Written request: Reproduce the listing exactly and skip over any pictures.

Input:
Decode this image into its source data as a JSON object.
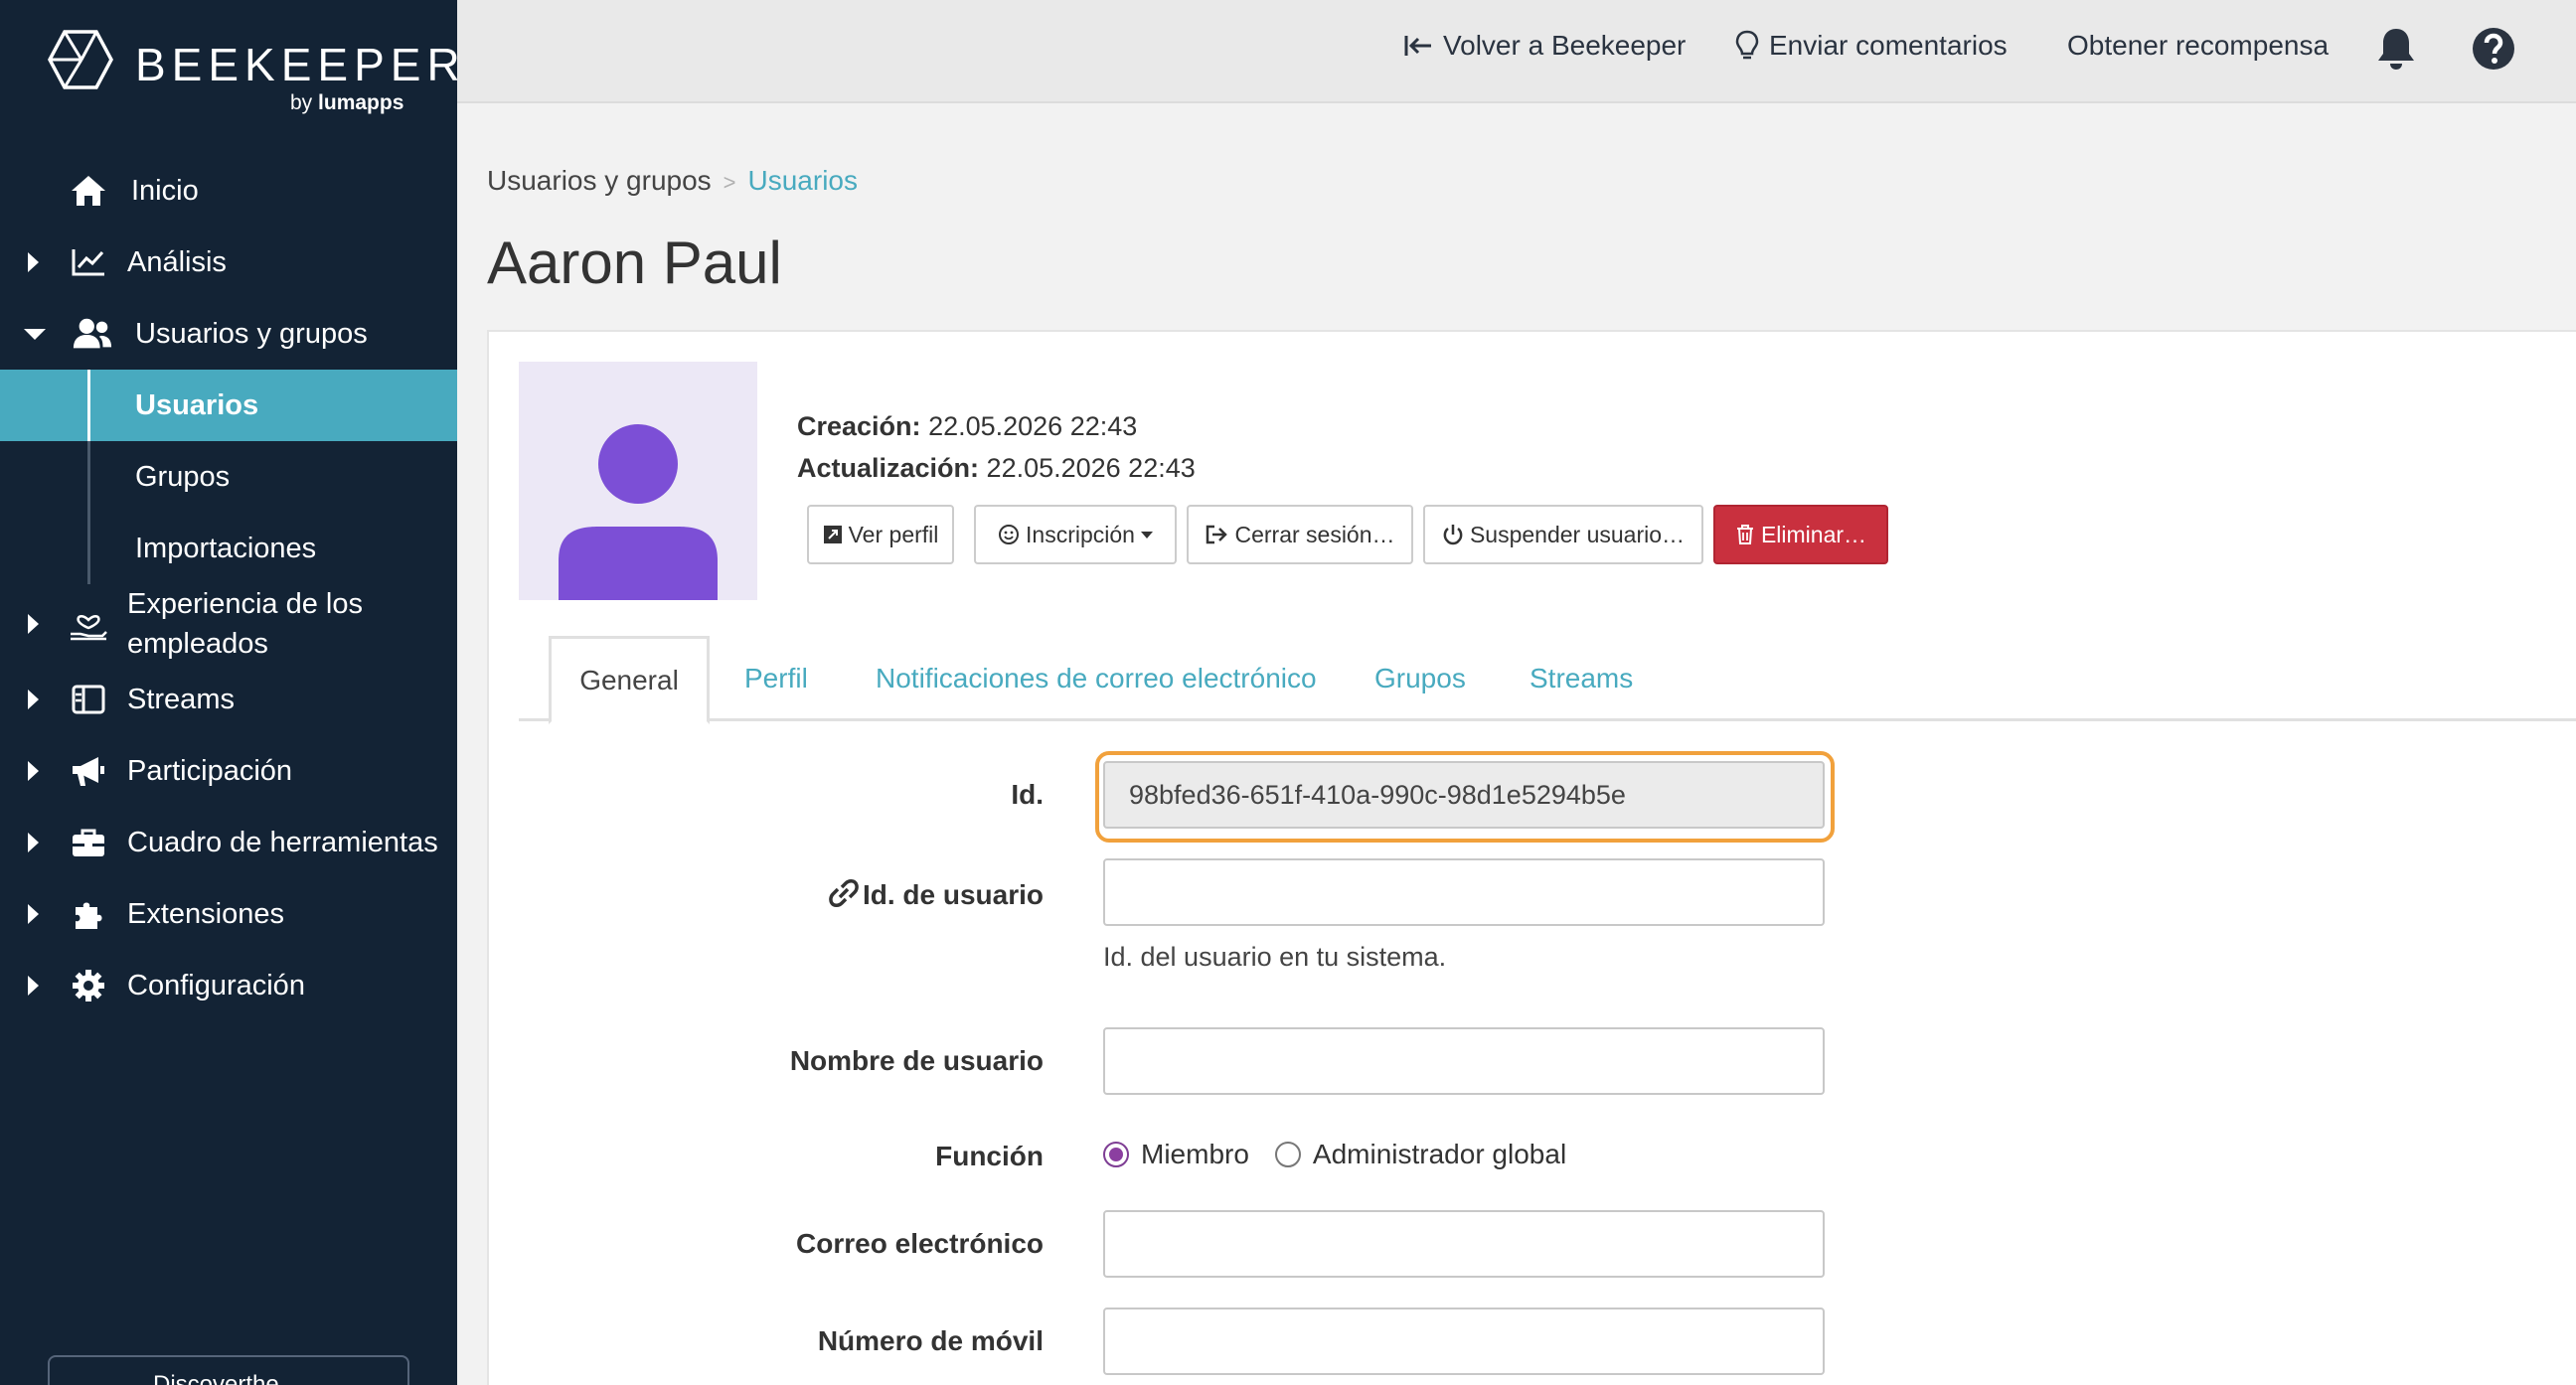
{
  "brand": {
    "name": "BEEKEEPER",
    "sub_prefix": "by",
    "sub_brand": "lumapps"
  },
  "sidebar": {
    "items": [
      {
        "label": "Inicio",
        "icon": "home-icon"
      },
      {
        "label": "Análisis",
        "icon": "chart-line-icon"
      },
      {
        "label": "Usuarios y grupos",
        "icon": "users-icon",
        "expanded": true,
        "children": [
          {
            "label": "Usuarios",
            "active": true
          },
          {
            "label": "Grupos"
          },
          {
            "label": "Importaciones"
          }
        ]
      },
      {
        "label": "Experiencia de los empleados",
        "icon": "hand-heart-icon"
      },
      {
        "label": "Streams",
        "icon": "streams-icon"
      },
      {
        "label": "Participación",
        "icon": "megaphone-icon"
      },
      {
        "label": "Cuadro de herramientas",
        "icon": "toolbox-icon"
      },
      {
        "label": "Extensiones",
        "icon": "puzzle-icon"
      },
      {
        "label": "Configuración",
        "icon": "gear-icon"
      }
    ],
    "bottom_label": "Discoverthe"
  },
  "topbar": {
    "back_label": "Volver a Beekeeper",
    "feedback_label": "Enviar comentarios",
    "reward_label": "Obtener recompensa"
  },
  "breadcrumb": {
    "parent": "Usuarios y grupos",
    "separator": ">",
    "current": "Usuarios"
  },
  "page_title": "Aaron Paul",
  "user": {
    "created_label": "Creación:",
    "created_value": "22.05.2026 22:43",
    "updated_label": "Actualización:",
    "updated_value": "22.05.2026 22:43"
  },
  "actions": {
    "view_profile": "Ver perfil",
    "enrollment": "Inscripción",
    "logout": "Cerrar sesión…",
    "suspend": "Suspender usuario…",
    "delete": "Eliminar…"
  },
  "tabs": [
    "General",
    "Perfil",
    "Notificaciones de correo electrónico",
    "Grupos",
    "Streams"
  ],
  "form": {
    "id_label": "Id.",
    "id_value": "98bfed36-651f-410a-990c-98d1e5294b5e",
    "user_id_label": "Id. de usuario",
    "user_id_value": "",
    "user_id_help": "Id. del usuario en tu sistema.",
    "username_label": "Nombre de usuario",
    "username_value": "",
    "role_label": "Función",
    "role_options": [
      "Miembro",
      "Administrador global"
    ],
    "role_selected": "Miembro",
    "email_label": "Correo electrónico",
    "email_value": "",
    "mobile_label": "Número de móvil",
    "mobile_value": ""
  },
  "colors": {
    "sidebar_bg": "#132335",
    "accent": "#48aabf",
    "danger": "#c9303e",
    "focus": "#f1a13c",
    "avatar": "#7c4fd6"
  }
}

Result:
Decode this image into its source data as a JSON object.
{
  "brand": {
    "name": "BEEKEEPER",
    "sub_prefix": "by",
    "sub_brand": "lumapps"
  },
  "sidebar": {
    "items": [
      {
        "label": "Inicio",
        "icon": "home-icon"
      },
      {
        "label": "Análisis",
        "icon": "chart-line-icon"
      },
      {
        "label": "Usuarios y grupos",
        "icon": "users-icon",
        "expanded": true,
        "children": [
          {
            "label": "Usuarios",
            "active": true
          },
          {
            "label": "Grupos"
          },
          {
            "label": "Importaciones"
          }
        ]
      },
      {
        "label": "Experiencia de los empleados",
        "icon": "hand-heart-icon"
      },
      {
        "label": "Streams",
        "icon": "streams-icon"
      },
      {
        "label": "Participación",
        "icon": "megaphone-icon"
      },
      {
        "label": "Cuadro de herramientas",
        "icon": "toolbox-icon"
      },
      {
        "label": "Extensiones",
        "icon": "puzzle-icon"
      },
      {
        "label": "Configuración",
        "icon": "gear-icon"
      }
    ],
    "bottom_label": "Discoverthe"
  },
  "topbar": {
    "back_label": "Volver a Beekeeper",
    "feedback_label": "Enviar comentarios",
    "reward_label": "Obtener recompensa"
  },
  "breadcrumb": {
    "parent": "Usuarios y grupos",
    "separator": ">",
    "current": "Usuarios"
  },
  "page_title": "Aaron Paul",
  "user": {
    "created_label": "Creación:",
    "created_value": "22.05.2026 22:43",
    "updated_label": "Actualización:",
    "updated_value": "22.05.2026 22:43"
  },
  "actions": {
    "view_profile": "Ver perfil",
    "enrollment": "Inscripción",
    "logout": "Cerrar sesión…",
    "suspend": "Suspender usuario…",
    "delete": "Eliminar…"
  },
  "tabs": [
    "General",
    "Perfil",
    "Notificaciones de correo electrónico",
    "Grupos",
    "Streams"
  ],
  "form": {
    "id_label": "Id.",
    "id_value": "98bfed36-651f-410a-990c-98d1e5294b5e",
    "user_id_label": "Id. de usuario",
    "user_id_value": "",
    "user_id_help": "Id. del usuario en tu sistema.",
    "username_label": "Nombre de usuario",
    "username_value": "",
    "role_label": "Función",
    "role_options": [
      "Miembro",
      "Administrador global"
    ],
    "role_selected": "Miembro",
    "email_label": "Correo electrónico",
    "email_value": "",
    "mobile_label": "Número de móvil",
    "mobile_value": ""
  },
  "colors": {
    "sidebar_bg": "#132335",
    "accent": "#48aabf",
    "danger": "#c9303e",
    "focus": "#f1a13c",
    "avatar": "#7c4fd6"
  }
}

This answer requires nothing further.